*WHAT YOU HAVE TO DO*: Format the data below as a Markdown table with the columns Row and Line, starting at the line that contains "Identify all the" and ending at the line that contains "paragraph-line: 水中可能有伤人的障碍物，很担心全；潜水前，确保水深至少 3". Leave out any blank lines.

*INFORMATION SHOWN*:
____

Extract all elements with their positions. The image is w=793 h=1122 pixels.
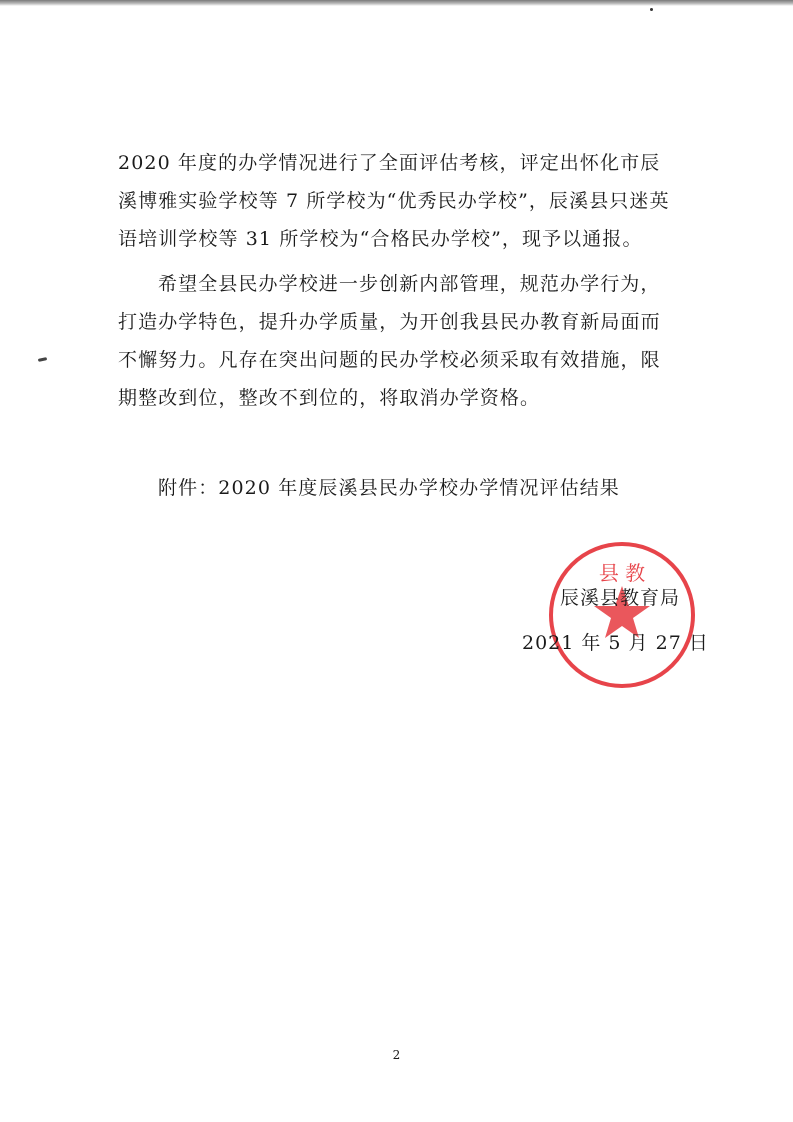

____

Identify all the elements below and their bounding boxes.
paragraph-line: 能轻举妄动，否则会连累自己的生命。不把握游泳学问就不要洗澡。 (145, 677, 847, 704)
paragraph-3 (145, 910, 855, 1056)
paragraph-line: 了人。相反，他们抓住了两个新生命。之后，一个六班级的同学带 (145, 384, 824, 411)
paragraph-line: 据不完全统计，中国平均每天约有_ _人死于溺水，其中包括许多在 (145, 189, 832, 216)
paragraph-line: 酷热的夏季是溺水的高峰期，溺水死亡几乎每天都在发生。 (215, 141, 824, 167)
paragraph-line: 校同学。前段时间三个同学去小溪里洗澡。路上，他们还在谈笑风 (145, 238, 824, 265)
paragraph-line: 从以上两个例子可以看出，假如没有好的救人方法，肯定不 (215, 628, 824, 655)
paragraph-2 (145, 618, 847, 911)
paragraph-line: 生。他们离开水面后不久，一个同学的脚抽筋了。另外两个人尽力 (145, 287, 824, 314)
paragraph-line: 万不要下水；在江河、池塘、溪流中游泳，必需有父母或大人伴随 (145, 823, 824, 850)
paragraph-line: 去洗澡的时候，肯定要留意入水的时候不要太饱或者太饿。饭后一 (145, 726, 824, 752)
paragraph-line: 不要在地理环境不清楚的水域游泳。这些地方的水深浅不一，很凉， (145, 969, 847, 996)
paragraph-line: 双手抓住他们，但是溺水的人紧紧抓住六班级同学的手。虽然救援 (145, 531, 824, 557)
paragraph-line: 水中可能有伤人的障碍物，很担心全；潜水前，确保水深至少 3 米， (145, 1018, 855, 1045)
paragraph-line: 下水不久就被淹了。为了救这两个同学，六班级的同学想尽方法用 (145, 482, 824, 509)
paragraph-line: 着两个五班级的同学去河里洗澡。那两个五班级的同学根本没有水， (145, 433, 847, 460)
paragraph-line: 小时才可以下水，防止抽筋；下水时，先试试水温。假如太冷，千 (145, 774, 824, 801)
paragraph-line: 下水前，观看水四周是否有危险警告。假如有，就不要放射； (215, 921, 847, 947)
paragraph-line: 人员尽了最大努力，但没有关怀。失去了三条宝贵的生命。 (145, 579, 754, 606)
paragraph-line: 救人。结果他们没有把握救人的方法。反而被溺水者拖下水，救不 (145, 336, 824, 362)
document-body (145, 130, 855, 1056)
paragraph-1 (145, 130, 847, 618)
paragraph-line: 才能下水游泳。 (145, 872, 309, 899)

____

*REPLY TO THE TASK*:
| Row | Line |
|---|---|
| 1 | Identify all the elements below and their bounding boxes. |
| 2 | paragraph-line: 能轻举妄动，否则会连累自己的生命。不把握游泳学问就不要洗澡。 (145, 677, 847, 704) |
| 3 | paragraph-3 (145, 910, 855, 1056) |
| 4 | paragraph-line: 了人。相反，他们抓住了两个新生命。之后，一个六班级的同学带 (145, 384, 824, 411) |
| 5 | paragraph-line: 据不完全统计，中国平均每天约有_ _人死于溺水，其中包括许多在 (145, 189, 832, 216) |
| 6 | paragraph-line: 酷热的夏季是溺水的高峰期，溺水死亡几乎每天都在发生。 (215, 141, 824, 167) |
| 7 | paragraph-line: 校同学。前段时间三个同学去小溪里洗澡。路上，他们还在谈笑风 (145, 238, 824, 265) |
| 8 | paragraph-line: 从以上两个例子可以看出，假如没有好的救人方法，肯定不 (215, 628, 824, 655) |
| 9 | paragraph-2 (145, 618, 847, 911) |
| 10 | paragraph-line: 生。他们离开水面后不久，一个同学的脚抽筋了。另外两个人尽力 (145, 287, 824, 314) |
| 11 | paragraph-line: 万不要下水；在江河、池塘、溪流中游泳，必需有父母或大人伴随 (145, 823, 824, 850) |
| 12 | paragraph-line: 去洗澡的时候，肯定要留意入水的时候不要太饱或者太饿。饭后一 (145, 726, 824, 752) |
| 13 | paragraph-line: 不要在地理环境不清楚的水域游泳。这些地方的水深浅不一，很凉， (145, 969, 847, 996) |
| 14 | paragraph-line: 双手抓住他们，但是溺水的人紧紧抓住六班级同学的手。虽然救援 (145, 531, 824, 557) |
| 15 | paragraph-line: 水中可能有伤人的障碍物，很担心全；潜水前，确保水深至少 3 米， (145, 1018, 855, 1045) |